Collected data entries

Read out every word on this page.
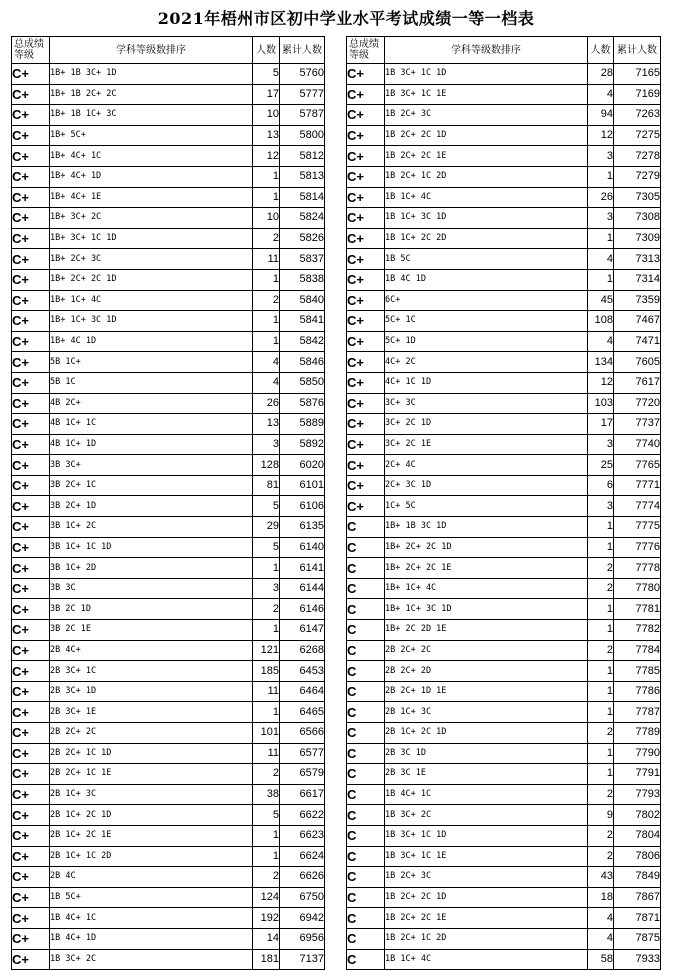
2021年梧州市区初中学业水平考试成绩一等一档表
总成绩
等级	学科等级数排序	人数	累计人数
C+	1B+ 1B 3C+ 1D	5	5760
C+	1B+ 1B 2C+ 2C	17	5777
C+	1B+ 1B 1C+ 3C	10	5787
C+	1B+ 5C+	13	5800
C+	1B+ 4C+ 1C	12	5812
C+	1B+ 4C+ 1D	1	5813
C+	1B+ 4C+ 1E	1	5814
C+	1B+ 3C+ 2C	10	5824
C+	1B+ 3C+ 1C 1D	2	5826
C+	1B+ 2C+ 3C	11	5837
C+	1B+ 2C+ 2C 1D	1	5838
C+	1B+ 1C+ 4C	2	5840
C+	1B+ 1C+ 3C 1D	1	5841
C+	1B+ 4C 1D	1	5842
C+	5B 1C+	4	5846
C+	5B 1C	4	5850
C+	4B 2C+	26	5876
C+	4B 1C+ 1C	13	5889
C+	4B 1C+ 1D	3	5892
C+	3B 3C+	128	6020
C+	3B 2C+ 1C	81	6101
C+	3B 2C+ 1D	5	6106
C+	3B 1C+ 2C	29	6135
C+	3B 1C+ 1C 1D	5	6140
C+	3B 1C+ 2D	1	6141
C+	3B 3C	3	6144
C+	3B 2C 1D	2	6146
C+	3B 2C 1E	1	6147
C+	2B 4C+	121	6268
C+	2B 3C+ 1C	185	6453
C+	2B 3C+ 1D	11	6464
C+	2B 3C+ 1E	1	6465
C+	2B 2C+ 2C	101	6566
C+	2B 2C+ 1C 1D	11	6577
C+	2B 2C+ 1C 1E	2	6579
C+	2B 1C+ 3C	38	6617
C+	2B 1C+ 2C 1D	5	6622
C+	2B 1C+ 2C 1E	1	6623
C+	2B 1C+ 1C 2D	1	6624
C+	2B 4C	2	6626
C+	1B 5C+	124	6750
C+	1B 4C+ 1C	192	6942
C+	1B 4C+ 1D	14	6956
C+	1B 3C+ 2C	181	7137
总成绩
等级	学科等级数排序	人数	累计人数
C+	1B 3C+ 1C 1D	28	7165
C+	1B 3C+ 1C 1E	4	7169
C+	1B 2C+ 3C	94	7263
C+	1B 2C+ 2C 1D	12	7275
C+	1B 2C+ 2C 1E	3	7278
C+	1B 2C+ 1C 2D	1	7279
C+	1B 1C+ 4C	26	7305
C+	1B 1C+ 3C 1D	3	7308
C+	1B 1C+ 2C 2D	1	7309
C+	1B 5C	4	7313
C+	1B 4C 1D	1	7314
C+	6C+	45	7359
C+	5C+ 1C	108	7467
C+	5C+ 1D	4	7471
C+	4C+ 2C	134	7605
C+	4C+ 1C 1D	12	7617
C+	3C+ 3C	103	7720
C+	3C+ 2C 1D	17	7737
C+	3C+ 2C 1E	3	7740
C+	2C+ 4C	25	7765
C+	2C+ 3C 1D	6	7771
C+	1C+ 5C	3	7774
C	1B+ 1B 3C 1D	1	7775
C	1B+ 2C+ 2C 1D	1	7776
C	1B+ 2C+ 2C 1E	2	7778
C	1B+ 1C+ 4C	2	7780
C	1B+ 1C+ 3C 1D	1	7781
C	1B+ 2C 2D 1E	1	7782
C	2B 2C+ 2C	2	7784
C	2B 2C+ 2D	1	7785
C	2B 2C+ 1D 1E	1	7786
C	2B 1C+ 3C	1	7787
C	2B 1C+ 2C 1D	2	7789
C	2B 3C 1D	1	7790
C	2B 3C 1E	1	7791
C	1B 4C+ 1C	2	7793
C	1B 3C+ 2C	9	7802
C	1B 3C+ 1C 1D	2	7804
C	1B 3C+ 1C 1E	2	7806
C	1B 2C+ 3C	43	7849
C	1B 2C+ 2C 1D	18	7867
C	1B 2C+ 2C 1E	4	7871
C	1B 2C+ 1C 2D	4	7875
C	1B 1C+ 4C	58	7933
* * *
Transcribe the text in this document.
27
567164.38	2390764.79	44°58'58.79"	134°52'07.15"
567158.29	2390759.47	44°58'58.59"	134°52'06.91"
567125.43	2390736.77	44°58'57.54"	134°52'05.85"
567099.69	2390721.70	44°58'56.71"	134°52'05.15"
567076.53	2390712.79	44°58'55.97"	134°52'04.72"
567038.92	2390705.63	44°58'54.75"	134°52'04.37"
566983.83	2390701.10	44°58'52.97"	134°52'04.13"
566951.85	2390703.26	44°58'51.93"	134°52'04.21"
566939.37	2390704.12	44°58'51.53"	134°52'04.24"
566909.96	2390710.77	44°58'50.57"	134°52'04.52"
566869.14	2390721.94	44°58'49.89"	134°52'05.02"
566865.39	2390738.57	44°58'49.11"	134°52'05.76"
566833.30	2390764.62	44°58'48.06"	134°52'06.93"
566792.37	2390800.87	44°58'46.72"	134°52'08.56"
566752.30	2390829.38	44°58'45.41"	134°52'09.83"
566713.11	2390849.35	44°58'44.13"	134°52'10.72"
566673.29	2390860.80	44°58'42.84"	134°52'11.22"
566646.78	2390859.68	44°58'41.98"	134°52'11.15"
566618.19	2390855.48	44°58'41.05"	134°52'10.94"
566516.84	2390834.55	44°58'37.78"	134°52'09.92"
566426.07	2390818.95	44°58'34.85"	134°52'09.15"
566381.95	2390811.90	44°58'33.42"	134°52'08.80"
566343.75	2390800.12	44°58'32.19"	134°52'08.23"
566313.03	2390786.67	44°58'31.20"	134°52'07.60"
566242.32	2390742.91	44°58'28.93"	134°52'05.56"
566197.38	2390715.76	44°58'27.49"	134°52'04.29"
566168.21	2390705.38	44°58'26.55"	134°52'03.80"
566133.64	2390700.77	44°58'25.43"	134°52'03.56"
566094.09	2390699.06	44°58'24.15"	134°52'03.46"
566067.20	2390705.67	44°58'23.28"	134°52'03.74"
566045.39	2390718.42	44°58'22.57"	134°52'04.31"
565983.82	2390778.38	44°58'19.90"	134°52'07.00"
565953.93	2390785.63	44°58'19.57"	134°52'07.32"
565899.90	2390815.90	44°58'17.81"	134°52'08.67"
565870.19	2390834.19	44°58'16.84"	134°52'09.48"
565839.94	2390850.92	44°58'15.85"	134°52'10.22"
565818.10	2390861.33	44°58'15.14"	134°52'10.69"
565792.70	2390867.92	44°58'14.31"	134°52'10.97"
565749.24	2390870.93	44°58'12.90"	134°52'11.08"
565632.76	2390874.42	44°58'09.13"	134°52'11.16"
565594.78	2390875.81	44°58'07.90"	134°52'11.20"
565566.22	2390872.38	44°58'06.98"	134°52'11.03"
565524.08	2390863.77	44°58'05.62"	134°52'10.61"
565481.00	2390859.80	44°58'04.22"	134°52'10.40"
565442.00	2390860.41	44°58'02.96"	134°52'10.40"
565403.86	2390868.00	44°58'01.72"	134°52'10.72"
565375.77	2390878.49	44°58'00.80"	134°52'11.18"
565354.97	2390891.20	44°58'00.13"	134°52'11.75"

### TASK PROMPT
Work out how many lines of the listing above include the word "this". Report only the number.

### ANSWER
2